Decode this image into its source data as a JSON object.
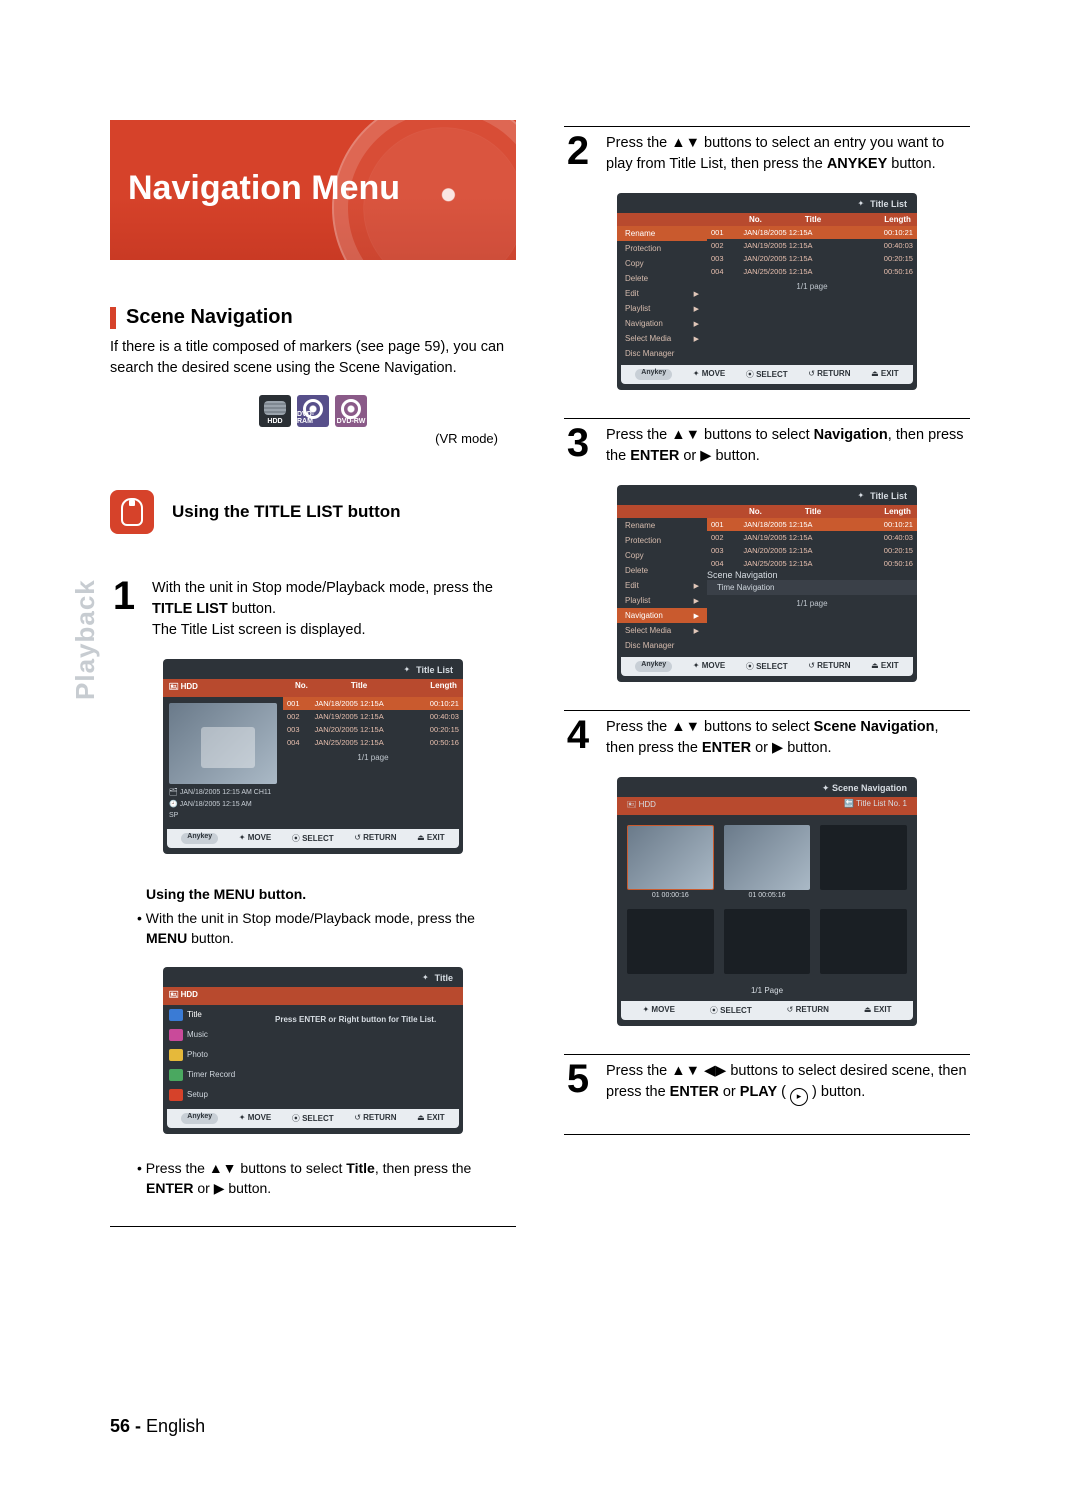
{
  "banner": {
    "title": "Navigation Menu"
  },
  "scene_nav": {
    "heading": "Scene Navigation",
    "intro": "If there is a title composed of markers (see page 59), you can search the desired scene using the Scene Navigation.",
    "discs": {
      "hdd": "HDD",
      "ram": "DVD-RAM",
      "rw": "DVD-RW"
    },
    "vr_note": "(VR mode)"
  },
  "step_title": "Using the TITLE LIST button",
  "step1": {
    "num": "1",
    "line1a": "With the unit in Stop mode/Playback mode, press the ",
    "line1b": "TITLE LIST",
    "line1c": " button.",
    "line2": "The Title List screen is displayed."
  },
  "menu_heading": "Using the MENU button.",
  "menu_b1a": "With the unit in Stop mode/Playback mode, press the ",
  "menu_b1b": "MENU",
  "menu_b1c": " button.",
  "menu_b2a": "Press the ",
  "menu_b2b": "▲▼",
  "menu_b2c": " buttons to select ",
  "menu_b2d": "Title",
  "menu_b2e": ", then press the ",
  "menu_b2f": "ENTER",
  "menu_b2g": " or ",
  "menu_b2h": "▶",
  "menu_b2i": " button.",
  "step2": {
    "num": "2",
    "a": "Press the ",
    "b": "▲▼",
    "c": " buttons to select an entry you want to play from Title List, then press the ",
    "d": "ANYKEY",
    "e": " button."
  },
  "step3": {
    "num": "3",
    "a": "Press the ",
    "b": "▲▼",
    "c": " buttons to select ",
    "d": "Navigation",
    "e": ", then press the ",
    "f": "ENTER",
    "g": " or ",
    "h": "▶",
    "i": " button."
  },
  "step4": {
    "num": "4",
    "a": "Press the ",
    "b": "▲▼",
    "c": " buttons to select ",
    "d": "Scene Navigation",
    "e": ", then press the ",
    "f": "ENTER",
    "g": " or ",
    "h": "▶",
    "i": " button."
  },
  "step5": {
    "num": "5",
    "a": "Press the ",
    "b": "▲▼ ◀▶",
    "c": " buttons to select desired scene, then press the ",
    "d": "ENTER",
    "e": " or ",
    "f": "PLAY",
    "g": " button."
  },
  "ss_title_list": {
    "title": "Title List",
    "hdr_left": "HDD",
    "col_no": "No.",
    "col_title": "Title",
    "col_len": "Length",
    "rows": [
      {
        "no": "001",
        "title": "JAN/18/2005 12:15A",
        "len": "00:10:21"
      },
      {
        "no": "002",
        "title": "JAN/19/2005 12:15A",
        "len": "00:40:03"
      },
      {
        "no": "003",
        "title": "JAN/20/2005 12:15A",
        "len": "00:20:15"
      },
      {
        "no": "004",
        "title": "JAN/25/2005 12:15A",
        "len": "00:50:16"
      }
    ],
    "meta1": "JAN/18/2005 12:15 AM CH11",
    "meta2": "JAN/18/2005 12:15 AM",
    "meta3": "SP",
    "page": "1/1 page",
    "anykey": "Anykey",
    "f_move": "MOVE",
    "f_select": "SELECT",
    "f_return": "RETURN",
    "f_exit": "EXIT"
  },
  "ss_menu": {
    "title": "Title",
    "hdd": "HDD",
    "items": [
      "Title",
      "Music",
      "Photo",
      "Timer Record",
      "Setup"
    ],
    "hint": "Press ENTER or Right button for Title List."
  },
  "ss_popup": {
    "items": [
      "Rename",
      "Protection",
      "Copy",
      "Delete",
      "Edit",
      "Playlist",
      "Navigation",
      "Select Media",
      "Disc Manager"
    ]
  },
  "ss_subnav": {
    "items": [
      "Scene Navigation",
      "Time Navigation"
    ]
  },
  "ss_scene": {
    "title": "Scene Navigation",
    "hdd": "HDD",
    "crumb": "Title List  No. 1",
    "lab1": "01  00:00:16",
    "lab2": "01  00:05:16",
    "page": "1/1 Page"
  },
  "sidetab": "Playback",
  "footer": {
    "page": "56 -",
    "lang": "English"
  }
}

------------------------------

▶ _Brief_: Without including any pictures, reproduce the listing exactly.

▶ _Task answer_:
Decode this image into its source data as a JSON object.
{
  "banner": {
    "title": "Navigation Menu"
  },
  "scene_nav": {
    "heading": "Scene Navigation",
    "intro": "If there is a title composed of markers (see page 59), you can search the desired scene using the Scene Navigation.",
    "discs": {
      "hdd": "HDD",
      "ram": "DVD-RAM",
      "rw": "DVD-RW"
    },
    "vr_note": "(VR mode)"
  },
  "step_title": "Using the TITLE LIST button",
  "step1": {
    "num": "1",
    "line1a": "With the unit in Stop mode/Playback mode, press the ",
    "line1b": "TITLE LIST",
    "line1c": " button.",
    "line2": "The Title List screen is displayed."
  },
  "menu_heading": "Using the MENU button.",
  "menu_b1a": "With the unit in Stop mode/Playback mode, press the ",
  "menu_b1b": "MENU",
  "menu_b1c": " button.",
  "menu_b2a": "Press the ",
  "menu_b2b": "▲▼",
  "menu_b2c": " buttons to select ",
  "menu_b2d": "Title",
  "menu_b2e": ", then press the ",
  "menu_b2f": "ENTER",
  "menu_b2g": " or ",
  "menu_b2h": "▶",
  "menu_b2i": " button.",
  "step2": {
    "num": "2",
    "a": "Press the ",
    "b": "▲▼",
    "c": " buttons to select an entry you want to play from Title List, then press the ",
    "d": "ANYKEY",
    "e": " button."
  },
  "step3": {
    "num": "3",
    "a": "Press the ",
    "b": "▲▼",
    "c": " buttons to select ",
    "d": "Navigation",
    "e": ", then press the ",
    "f": "ENTER",
    "g": " or ",
    "h": "▶",
    "i": " button."
  },
  "step4": {
    "num": "4",
    "a": "Press the ",
    "b": "▲▼",
    "c": " buttons to select ",
    "d": "Scene Navigation",
    "e": ", then press the ",
    "f": "ENTER",
    "g": " or ",
    "h": "▶",
    "i": " button."
  },
  "step5": {
    "num": "5",
    "a": "Press the ",
    "b": "▲▼ ◀▶",
    "c": " buttons to select desired scene, then press the ",
    "d": "ENTER",
    "e": " or ",
    "f": "PLAY",
    "g": " button."
  },
  "ss_title_list": {
    "title": "Title List",
    "hdr_left": "HDD",
    "col_no": "No.",
    "col_title": "Title",
    "col_len": "Length",
    "rows": [
      {
        "no": "001",
        "title": "JAN/18/2005 12:15A",
        "len": "00:10:21"
      },
      {
        "no": "002",
        "title": "JAN/19/2005 12:15A",
        "len": "00:40:03"
      },
      {
        "no": "003",
        "title": "JAN/20/2005 12:15A",
        "len": "00:20:15"
      },
      {
        "no": "004",
        "title": "JAN/25/2005 12:15A",
        "len": "00:50:16"
      }
    ],
    "meta1": "JAN/18/2005 12:15 AM CH11",
    "meta2": "JAN/18/2005 12:15 AM",
    "meta3": "SP",
    "page": "1/1 page",
    "anykey": "Anykey",
    "f_move": "MOVE",
    "f_select": "SELECT",
    "f_return": "RETURN",
    "f_exit": "EXIT"
  },
  "ss_menu": {
    "title": "Title",
    "hdd": "HDD",
    "items": [
      "Title",
      "Music",
      "Photo",
      "Timer Record",
      "Setup"
    ],
    "hint": "Press ENTER or Right button for Title List."
  },
  "ss_popup": {
    "items": [
      "Rename",
      "Protection",
      "Copy",
      "Delete",
      "Edit",
      "Playlist",
      "Navigation",
      "Select Media",
      "Disc Manager"
    ]
  },
  "ss_subnav": {
    "items": [
      "Scene Navigation",
      "Time Navigation"
    ]
  },
  "ss_scene": {
    "title": "Scene Navigation",
    "hdd": "HDD",
    "crumb": "Title List  No. 1",
    "lab1": "01  00:00:16",
    "lab2": "01  00:05:16",
    "page": "1/1 Page"
  },
  "sidetab": "Playback",
  "footer": {
    "page": "56 -",
    "lang": "English"
  }
}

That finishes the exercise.